Copy out each line of the listing that has the word "stelle" in it.

— BEGIN DATASET —

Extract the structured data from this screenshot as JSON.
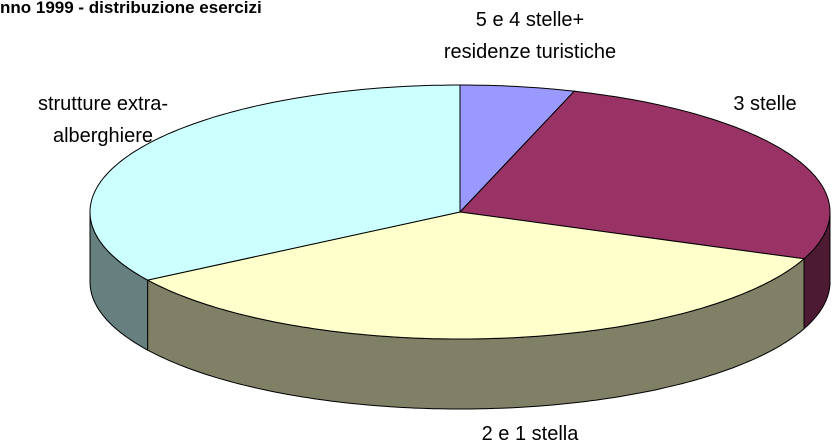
{
  "chart_data": {
    "type": "pie3d",
    "title": "nno 1999 - distribuzione esercizi",
    "categories": [
      "5 e 4 stelle+ residenze turistiche",
      "3 stelle",
      "2 e 1 stella",
      "strutture extra-alberghiere"
    ],
    "values": [
      5,
      26,
      35,
      34
    ],
    "colors": [
      "#9999ff",
      "#993366",
      "#ffffcc",
      "#ccffff"
    ],
    "side_colors": [
      "#5c5c99",
      "#4d1a33",
      "#808066",
      "#668080"
    ]
  }
}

— END DATASET —

## RESPONSE TO THIS TASK
      "5 e 4 stelle+ residenze turistiche",
      "3 stelle",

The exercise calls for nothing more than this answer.